Print, exactly and completely, every entry in the data.

**** Records shown

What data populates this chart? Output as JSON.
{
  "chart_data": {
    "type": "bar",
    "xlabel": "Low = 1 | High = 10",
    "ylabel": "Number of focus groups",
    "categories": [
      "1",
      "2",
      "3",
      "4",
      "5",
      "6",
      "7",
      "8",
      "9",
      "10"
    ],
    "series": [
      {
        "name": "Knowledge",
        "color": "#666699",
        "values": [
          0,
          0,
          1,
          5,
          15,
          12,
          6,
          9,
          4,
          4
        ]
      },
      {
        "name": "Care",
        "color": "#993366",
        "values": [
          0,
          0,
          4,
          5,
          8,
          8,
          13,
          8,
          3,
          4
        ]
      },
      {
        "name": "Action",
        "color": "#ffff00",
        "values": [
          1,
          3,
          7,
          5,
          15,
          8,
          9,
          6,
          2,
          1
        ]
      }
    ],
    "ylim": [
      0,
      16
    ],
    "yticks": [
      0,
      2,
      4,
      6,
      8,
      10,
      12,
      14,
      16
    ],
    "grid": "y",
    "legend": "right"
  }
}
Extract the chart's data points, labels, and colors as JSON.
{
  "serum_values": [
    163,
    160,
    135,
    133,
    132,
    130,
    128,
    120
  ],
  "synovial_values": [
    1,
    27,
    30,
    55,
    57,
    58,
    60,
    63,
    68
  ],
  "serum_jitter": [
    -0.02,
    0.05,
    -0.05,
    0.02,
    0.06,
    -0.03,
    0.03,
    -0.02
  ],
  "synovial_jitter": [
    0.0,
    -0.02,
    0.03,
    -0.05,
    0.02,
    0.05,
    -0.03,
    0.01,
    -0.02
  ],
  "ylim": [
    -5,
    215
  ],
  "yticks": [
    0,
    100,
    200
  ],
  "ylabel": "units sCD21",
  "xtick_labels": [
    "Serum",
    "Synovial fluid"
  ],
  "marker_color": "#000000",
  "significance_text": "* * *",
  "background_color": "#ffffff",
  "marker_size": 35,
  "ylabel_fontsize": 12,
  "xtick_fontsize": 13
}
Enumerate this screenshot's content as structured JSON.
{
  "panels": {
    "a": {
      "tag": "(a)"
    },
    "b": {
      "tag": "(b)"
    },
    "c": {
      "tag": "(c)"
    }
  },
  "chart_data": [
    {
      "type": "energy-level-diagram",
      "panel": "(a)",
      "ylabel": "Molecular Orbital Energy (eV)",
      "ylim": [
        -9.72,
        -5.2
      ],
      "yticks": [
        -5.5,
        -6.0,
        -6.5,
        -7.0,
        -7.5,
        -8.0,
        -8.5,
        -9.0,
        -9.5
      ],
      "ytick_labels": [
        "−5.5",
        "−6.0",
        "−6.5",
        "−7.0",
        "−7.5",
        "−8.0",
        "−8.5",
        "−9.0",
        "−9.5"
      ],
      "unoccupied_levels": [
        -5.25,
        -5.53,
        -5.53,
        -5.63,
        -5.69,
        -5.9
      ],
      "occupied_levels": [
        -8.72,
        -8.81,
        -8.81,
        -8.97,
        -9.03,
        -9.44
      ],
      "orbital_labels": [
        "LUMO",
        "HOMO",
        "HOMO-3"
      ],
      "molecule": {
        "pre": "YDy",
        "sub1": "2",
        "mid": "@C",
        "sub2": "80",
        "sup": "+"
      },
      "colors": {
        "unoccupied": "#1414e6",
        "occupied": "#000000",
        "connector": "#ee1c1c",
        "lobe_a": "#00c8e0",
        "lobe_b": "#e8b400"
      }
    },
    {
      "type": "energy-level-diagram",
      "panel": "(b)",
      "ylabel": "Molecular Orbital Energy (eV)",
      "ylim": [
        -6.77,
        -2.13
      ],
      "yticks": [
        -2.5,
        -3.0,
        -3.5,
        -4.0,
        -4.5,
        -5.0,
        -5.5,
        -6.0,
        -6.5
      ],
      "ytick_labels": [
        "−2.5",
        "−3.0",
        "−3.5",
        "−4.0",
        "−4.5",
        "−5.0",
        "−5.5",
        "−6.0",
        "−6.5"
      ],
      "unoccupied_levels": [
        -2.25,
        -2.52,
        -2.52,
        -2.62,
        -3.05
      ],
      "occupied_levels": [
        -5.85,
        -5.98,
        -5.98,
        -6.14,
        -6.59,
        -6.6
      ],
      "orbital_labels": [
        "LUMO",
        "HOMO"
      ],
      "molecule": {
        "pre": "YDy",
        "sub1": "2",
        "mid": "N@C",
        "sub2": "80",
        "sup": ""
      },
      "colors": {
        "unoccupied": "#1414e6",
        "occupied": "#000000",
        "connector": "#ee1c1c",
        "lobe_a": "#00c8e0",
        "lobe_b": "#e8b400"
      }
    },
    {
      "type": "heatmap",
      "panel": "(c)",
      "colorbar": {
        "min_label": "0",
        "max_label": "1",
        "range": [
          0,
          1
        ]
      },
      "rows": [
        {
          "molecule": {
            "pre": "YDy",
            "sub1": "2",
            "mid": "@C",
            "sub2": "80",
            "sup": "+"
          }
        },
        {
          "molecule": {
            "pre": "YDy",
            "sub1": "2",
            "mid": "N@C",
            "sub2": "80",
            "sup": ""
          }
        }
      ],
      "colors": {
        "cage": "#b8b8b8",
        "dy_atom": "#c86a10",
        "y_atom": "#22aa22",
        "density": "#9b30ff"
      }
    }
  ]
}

********

Task solution
What data populates this chart? Output as JSON.
{
  "chart_data": {
    "type": "bar",
    "xlabel": "Low = 1 | High = 10",
    "ylabel": "Number of focus groups",
    "categories": [
      "1",
      "2",
      "3",
      "4",
      "5",
      "6",
      "7",
      "8",
      "9",
      "10"
    ],
    "series": [
      {
        "name": "Knowledge",
        "color": "#666699",
        "values": [
          0,
          0,
          1,
          5,
          15,
          12,
          6,
          9,
          4,
          4
        ]
      },
      {
        "name": "Care",
        "color": "#993366",
        "values": [
          0,
          0,
          4,
          5,
          8,
          8,
          13,
          8,
          3,
          4
        ]
      },
      {
        "name": "Action",
        "color": "#ffff00",
        "values": [
          1,
          3,
          7,
          5,
          15,
          8,
          9,
          6,
          2,
          1
        ]
      }
    ],
    "ylim": [
      0,
      16
    ],
    "yticks": [
      0,
      2,
      4,
      6,
      8,
      10,
      12,
      14,
      16
    ],
    "grid": "y",
    "legend": "right"
  }
}
Extract the chart's data points, labels, and colors as JSON.
{
  "serum_values": [
    163,
    160,
    135,
    133,
    132,
    130,
    128,
    120
  ],
  "synovial_values": [
    1,
    27,
    30,
    55,
    57,
    58,
    60,
    63,
    68
  ],
  "serum_jitter": [
    -0.02,
    0.05,
    -0.05,
    0.02,
    0.06,
    -0.03,
    0.03,
    -0.02
  ],
  "synovial_jitter": [
    0.0,
    -0.02,
    0.03,
    -0.05,
    0.02,
    0.05,
    -0.03,
    0.01,
    -0.02
  ],
  "ylim": [
    -5,
    215
  ],
  "yticks": [
    0,
    100,
    200
  ],
  "ylabel": "units sCD21",
  "xtick_labels": [
    "Serum",
    "Synovial fluid"
  ],
  "marker_color": "#000000",
  "significance_text": "* * *",
  "background_color": "#ffffff",
  "marker_size": 35,
  "ylabel_fontsize": 12,
  "xtick_fontsize": 13
}
Enumerate this screenshot's content as structured JSON.
{
  "panels": {
    "a": {
      "tag": "(a)"
    },
    "b": {
      "tag": "(b)"
    },
    "c": {
      "tag": "(c)"
    }
  },
  "chart_data": [
    {
      "type": "energy-level-diagram",
      "panel": "(a)",
      "ylabel": "Molecular Orbital Energy (eV)",
      "ylim": [
        -9.72,
        -5.2
      ],
      "yticks": [
        -5.5,
        -6.0,
        -6.5,
        -7.0,
        -7.5,
        -8.0,
        -8.5,
        -9.0,
        -9.5
      ],
      "ytick_labels": [
        "−5.5",
        "−6.0",
        "−6.5",
        "−7.0",
        "−7.5",
        "−8.0",
        "−8.5",
        "−9.0",
        "−9.5"
      ],
      "unoccupied_levels": [
        -5.25,
        -5.53,
        -5.53,
        -5.63,
        -5.69,
        -5.9
      ],
      "occupied_levels": [
        -8.72,
        -8.81,
        -8.81,
        -8.97,
        -9.03,
        -9.44
      ],
      "orbital_labels": [
        "LUMO",
        "HOMO",
        "HOMO-3"
      ],
      "molecule": {
        "pre": "YDy",
        "sub1": "2",
        "mid": "@C",
        "sub2": "80",
        "sup": "+"
      },
      "colors": {
        "unoccupied": "#1414e6",
        "occupied": "#000000",
        "connector": "#ee1c1c",
        "lobe_a": "#00c8e0",
        "lobe_b": "#e8b400"
      }
    },
    {
      "type": "energy-level-diagram",
      "panel": "(b)",
      "ylabel": "Molecular Orbital Energy (eV)",
      "ylim": [
        -6.77,
        -2.13
      ],
      "yticks": [
        -2.5,
        -3.0,
        -3.5,
        -4.0,
        -4.5,
        -5.0,
        -5.5,
        -6.0,
        -6.5
      ],
      "ytick_labels": [
        "−2.5",
        "−3.0",
        "−3.5",
        "−4.0",
        "−4.5",
        "−5.0",
        "−5.5",
        "−6.0",
        "−6.5"
      ],
      "unoccupied_levels": [
        -2.25,
        -2.52,
        -2.52,
        -2.62,
        -3.05
      ],
      "occupied_levels": [
        -5.85,
        -5.98,
        -5.98,
        -6.14,
        -6.59,
        -6.6
      ],
      "orbital_labels": [
        "LUMO",
        "HOMO"
      ],
      "molecule": {
        "pre": "YDy",
        "sub1": "2",
        "mid": "N@C",
        "sub2": "80",
        "sup": ""
      },
      "colors": {
        "unoccupied": "#1414e6",
        "occupied": "#000000",
        "connector": "#ee1c1c",
        "lobe_a": "#00c8e0",
        "lobe_b": "#e8b400"
      }
    },
    {
      "type": "heatmap",
      "panel": "(c)",
      "colorbar": {
        "min_label": "0",
        "max_label": "1",
        "range": [
          0,
          1
        ]
      },
      "rows": [
        {
          "molecule": {
            "pre": "YDy",
            "sub1": "2",
            "mid": "@C",
            "sub2": "80",
            "sup": "+"
          }
        },
        {
          "molecule": {
            "pre": "YDy",
            "sub1": "2",
            "mid": "N@C",
            "sub2": "80",
            "sup": ""
          }
        }
      ],
      "colors": {
        "cage": "#b8b8b8",
        "dy_atom": "#c86a10",
        "y_atom": "#22aa22",
        "density": "#9b30ff"
      }
    }
  ]
}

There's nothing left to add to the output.